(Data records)
## Start
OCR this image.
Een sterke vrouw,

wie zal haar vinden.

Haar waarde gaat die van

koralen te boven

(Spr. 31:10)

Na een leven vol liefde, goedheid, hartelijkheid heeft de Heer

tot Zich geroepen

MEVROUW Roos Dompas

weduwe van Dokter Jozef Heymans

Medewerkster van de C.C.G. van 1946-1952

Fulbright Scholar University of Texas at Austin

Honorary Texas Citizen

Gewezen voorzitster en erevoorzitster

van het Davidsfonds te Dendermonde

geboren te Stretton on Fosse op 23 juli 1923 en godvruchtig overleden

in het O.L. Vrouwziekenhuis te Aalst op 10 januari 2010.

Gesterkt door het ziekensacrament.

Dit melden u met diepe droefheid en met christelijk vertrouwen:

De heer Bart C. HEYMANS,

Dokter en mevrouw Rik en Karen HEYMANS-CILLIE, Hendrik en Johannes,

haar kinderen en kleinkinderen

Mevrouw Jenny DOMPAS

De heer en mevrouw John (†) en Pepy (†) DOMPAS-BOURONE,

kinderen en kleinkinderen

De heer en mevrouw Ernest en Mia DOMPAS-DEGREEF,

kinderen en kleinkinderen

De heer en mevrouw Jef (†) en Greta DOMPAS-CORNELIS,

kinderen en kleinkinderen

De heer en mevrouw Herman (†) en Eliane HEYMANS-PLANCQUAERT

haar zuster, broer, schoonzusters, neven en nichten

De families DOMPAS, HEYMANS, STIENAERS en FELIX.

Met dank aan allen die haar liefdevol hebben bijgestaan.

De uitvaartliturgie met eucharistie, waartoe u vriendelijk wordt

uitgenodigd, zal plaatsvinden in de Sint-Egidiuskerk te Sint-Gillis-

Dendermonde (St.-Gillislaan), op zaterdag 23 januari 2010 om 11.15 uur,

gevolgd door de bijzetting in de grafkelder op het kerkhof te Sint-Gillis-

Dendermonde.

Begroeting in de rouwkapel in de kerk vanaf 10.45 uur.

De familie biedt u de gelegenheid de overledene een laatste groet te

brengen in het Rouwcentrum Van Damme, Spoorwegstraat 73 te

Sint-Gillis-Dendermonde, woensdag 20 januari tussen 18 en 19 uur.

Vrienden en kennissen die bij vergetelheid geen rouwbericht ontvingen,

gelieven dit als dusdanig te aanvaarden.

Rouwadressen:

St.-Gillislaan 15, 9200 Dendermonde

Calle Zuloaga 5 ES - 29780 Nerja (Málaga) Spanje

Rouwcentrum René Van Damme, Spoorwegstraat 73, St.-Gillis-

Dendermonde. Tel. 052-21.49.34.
## End
# EXERCISE DESCRIPTION
Reproduce all of the material above word for word.

# THE SOLUTION
OCR this image.
Een sterke vrouw,

wie zal haar vinden.

Haar waarde gaat die van

koralen te boven

(Spr. 31:10)

Na een leven vol liefde, goedheid, hartelijkheid heeft de Heer

tot Zich geroepen

MEVROUW Roos Dompas

weduwe van Dokter Jozef Heymans

Medewerkster van de C.C.G. van 1946-1952

Fulbright Scholar University of Texas at Austin

Honorary Texas Citizen

Gewezen voorzitster en erevoorzitster

van het Davidsfonds te Dendermonde

geboren te Stretton on Fosse op 23 juli 1923 en godvruchtig overleden

in het O.L. Vrouwziekenhuis te Aalst op 10 januari 2010.

Gesterkt door het ziekensacrament.

Dit melden u met diepe droefheid en met christelijk vertrouwen:

De heer Bart C. HEYMANS,

Dokter en mevrouw Rik en Karen HEYMANS-CILLIE, Hendrik en Johannes,

haar kinderen en kleinkinderen

Mevrouw Jenny DOMPAS

De heer en mevrouw John (†) en Pepy (†) DOMPAS-BOURONE,

kinderen en kleinkinderen

De heer en mevrouw Ernest en Mia DOMPAS-DEGREEF,

kinderen en kleinkinderen

De heer en mevrouw Jef (†) en Greta DOMPAS-CORNELIS,

kinderen en kleinkinderen

De heer en mevrouw Herman (†) en Eliane HEYMANS-PLANCQUAERT

haar zuster, broer, schoonzusters, neven en nichten

De families DOMPAS, HEYMANS, STIENAERS en FELIX.

Met dank aan allen die haar liefdevol hebben bijgestaan.

De uitvaartliturgie met eucharistie, waartoe u vriendelijk wordt

uitgenodigd, zal plaatsvinden in de Sint-Egidiuskerk te Sint-Gillis-

Dendermonde (St.-Gillislaan), op zaterdag 23 januari 2010 om 11.15 uur,

gevolgd door de bijzetting in de grafkelder op het kerkhof te Sint-Gillis-

Dendermonde.

Begroeting in de rouwkapel in de kerk vanaf 10.45 uur.

De familie biedt u de gelegenheid de overledene een laatste groet te

brengen in het Rouwcentrum Van Damme, Spoorwegstraat 73 te

Sint-Gillis-Dendermonde, woensdag 20 januari tussen 18 en 19 uur.

Vrienden en kennissen die bij vergetelheid geen rouwbericht ontvingen,

gelieven dit als dusdanig te aanvaarden.

Rouwadressen:

St.-Gillislaan 15, 9200 Dendermonde

Calle Zuloaga 5 ES - 29780 Nerja (Málaga) Spanje

Rouwcentrum René Van Damme, Spoorwegstraat 73, St.-Gillis-

Dendermonde. Tel. 052-21.49.34.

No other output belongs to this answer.